Identify the lines that contain the word "only", then copy them.

Data excerpts:
====

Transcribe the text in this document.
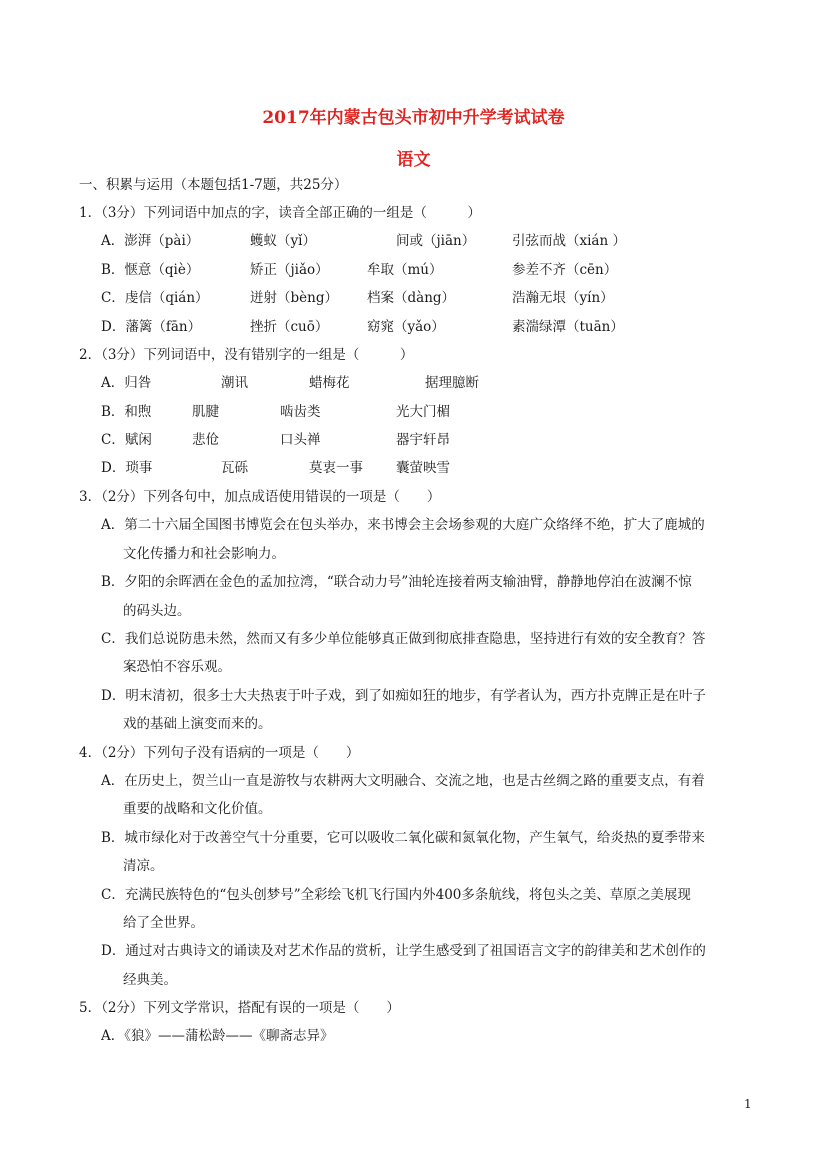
2017年内蒙古包头市初中升学考试试卷
语文
一、积累与运用（本题包括1-7题，共25分）
1．（3分）下列词语中加点的字，读音全部正确的一组是（　　　）
A．澎湃（pài）	蠖蚁（yǐ）	间或（jiān）	引弦而战（xián ）
B．惬意（qiè）	矫正（jiǎo）	牟取（mú）	参差不齐（cēn）
C．虔信（qián）	迸射（bèng） 档案（dàng）	浩瀚无垠（yín）
D．藩篱（fān）	挫折（cuō）	窈窕（yǎo）	素湍绿潭（tuān）
2．（3分）下列词语中，没有错别字的一组是（　　　）
A．归咎	潮讯	蜡梅花	据理臆断
B．和煦	肌腱	啮齿类	光大门楣
C．赋闲	悲伧	口头禅	器宇轩昂
D．琐事	瓦砾	莫衷一事 囊萤映雪
3．（2分）下列各句中，加点成语使用错误的一项是（　　）
A．第二十六届全国图书博览会在包头举办，来书博会主会场参观的大庭广众络绎不绝，扩大了鹿城的
文化传播力和社会影响力。
B．夕阳的余晖洒在金色的孟加拉湾，“联合动力号”油轮连接着两支输油臂，静静地停泊在波澜不惊
的码头边。
C．我们总说防患未然，然而又有多少单位能够真正做到彻底排查隐患，坚持进行有效的安全教育？答
案恐怕不容乐观。
D．明末清初，很多士大夫热衷于叶子戏，到了如痴如狂的地步，有学者认为，西方扑克牌正是在叶子
戏的基础上演变而来的。
4．（2分）下列句子没有语病的一项是（　　）
A．在历史上，贺兰山一直是游牧与农耕两大文明融合、交流之地，也是古丝绸之路的重要支点，有着
重要的战略和文化价值。
B．城市绿化对于改善空气十分重要，它可以吸收二氧化碳和氮氧化物，产生氧气，给炎热的夏季带来
清凉。
C．充满民族特色的“包头创梦号”全彩绘飞机飞行国内外400多条航线，将包头之美、草原之美展现
给了全世界。
D．通过对古典诗文的诵读及对艺术作品的赏析，让学生感受到了祖国语言文字的韵律美和艺术创作的
经典美。
5．（2分）下列文学常识，搭配有误的一项是（　　）
A．《狼》——蒲松龄——《聊斋志异》
1
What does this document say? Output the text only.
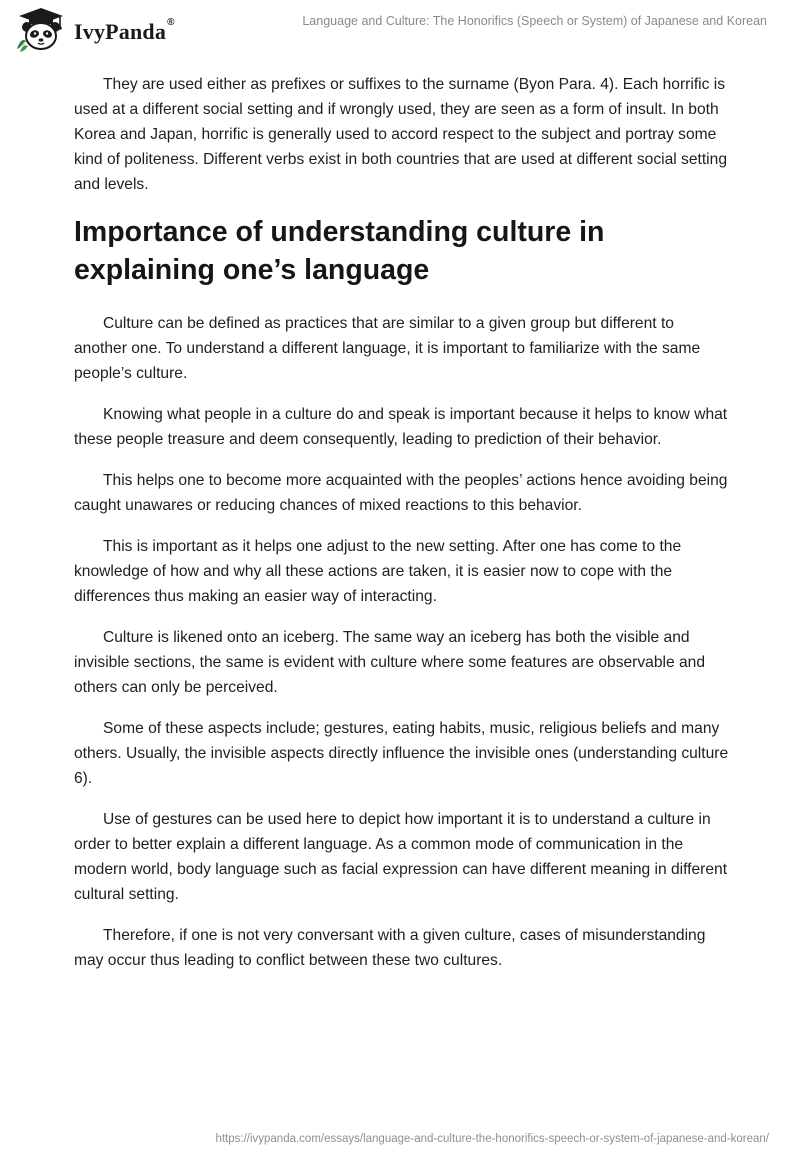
IvyPanda®	Language and Culture: The Honorifics (Speech or System) of Japanese and Korean

They are used either as prefixes or suffixes to the surname (Byon Para. 4). Each horrific is used at a different social setting and if wrongly used, they are seen as a form of insult. In both Korea and Japan, horrific is generally used to accord respect to the subject and portray some kind of politeness. Different verbs exist in both countries that are used at different social setting and levels.

Importance of understanding culture in explaining one’s language

Culture can be defined as practices that are similar to a given group but different to another one. To understand a different language, it is important to familiarize with the same people’s culture.

Knowing what people in a culture do and speak is important because it helps to know what these people treasure and deem consequently, leading to prediction of their behavior.

This helps one to become more acquainted with the peoples’ actions hence avoiding being caught unawares or reducing chances of mixed reactions to this behavior.

This is important as it helps one adjust to the new setting. After one has come to the knowledge of how and why all these actions are taken, it is easier now to cope with the differences thus making an easier way of interacting.

Culture is likened onto an iceberg. The same way an iceberg has both the visible and invisible sections, the same is evident with culture where some features are observable and others can only be perceived.

Some of these aspects include; gestures, eating habits, music, religious beliefs and many others. Usually, the invisible aspects directly influence the invisible ones (understanding culture 6).

Use of gestures can be used here to depict how important it is to understand a culture in order to better explain a different language. As a common mode of communication in the modern world, body language such as facial expression can have different meaning in different cultural setting.

Therefore, if one is not very conversant with a given culture, cases of misunderstanding may occur thus leading to conflict between these two cultures.

https://ivypanda.com/essays/language-and-culture-the-honorifics-speech-or-system-of-japanese-and-korean/
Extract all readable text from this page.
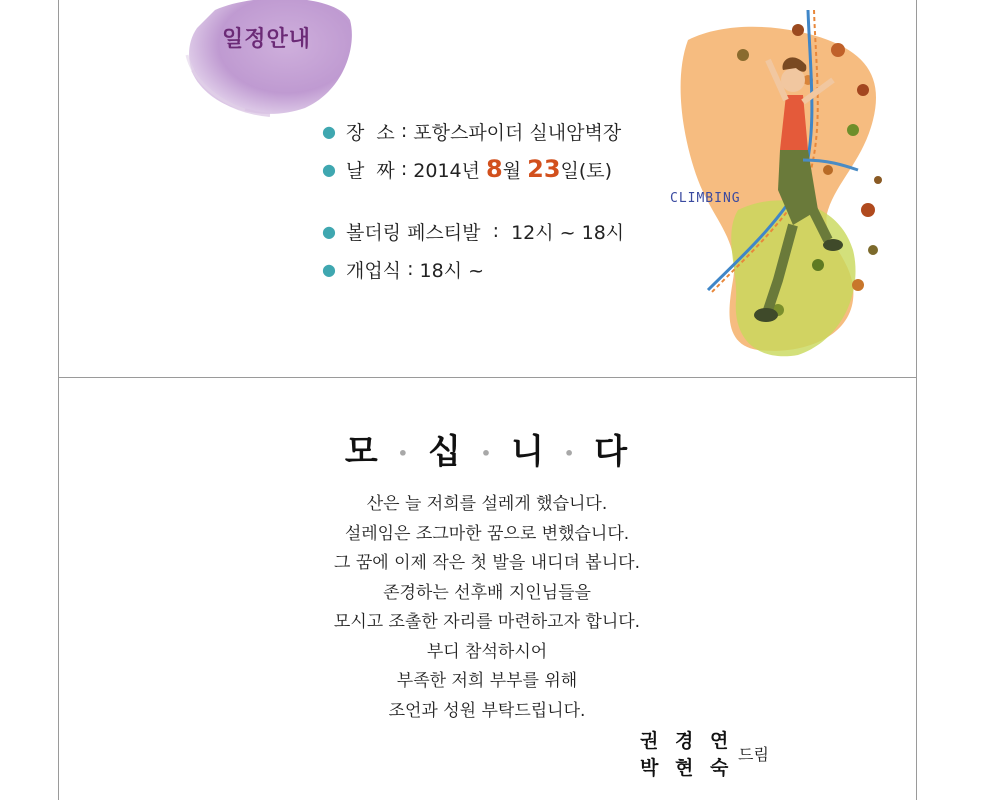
일정안내
● 장  소
:
포항스파이더 실내암벽장
● 날  짜
:
2014년 8 월 23 일(토)
● 볼더링 페스티발
:
12시 ~ 18시
● 개업식
:
18시 ~
CLIMBING
모 • 십 • 니 • 다
산은 늘 저희를 설레게 했습니다.
설레임은 조그마한 꿈으로 변했습니다.
그 꿈에 이제 작은 첫 발을 내디뎌 봅니다.
존경하는 선후배 지인님들을
모시고 조촐한 자리를 마련하고자 합니다.
부디 참석하시어
부족한 저희 부부를 위해
조언과 성원 부탁드립니다.
권 경 연
박 현 숙
드림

====

Answer to the exercise:
What does this document say? Output the text only.
Culture is likened onto an iceberg. The same way an iceberg has both the visible and invisible sections, the same is evident with culture where some features are observable and others can only be perceived.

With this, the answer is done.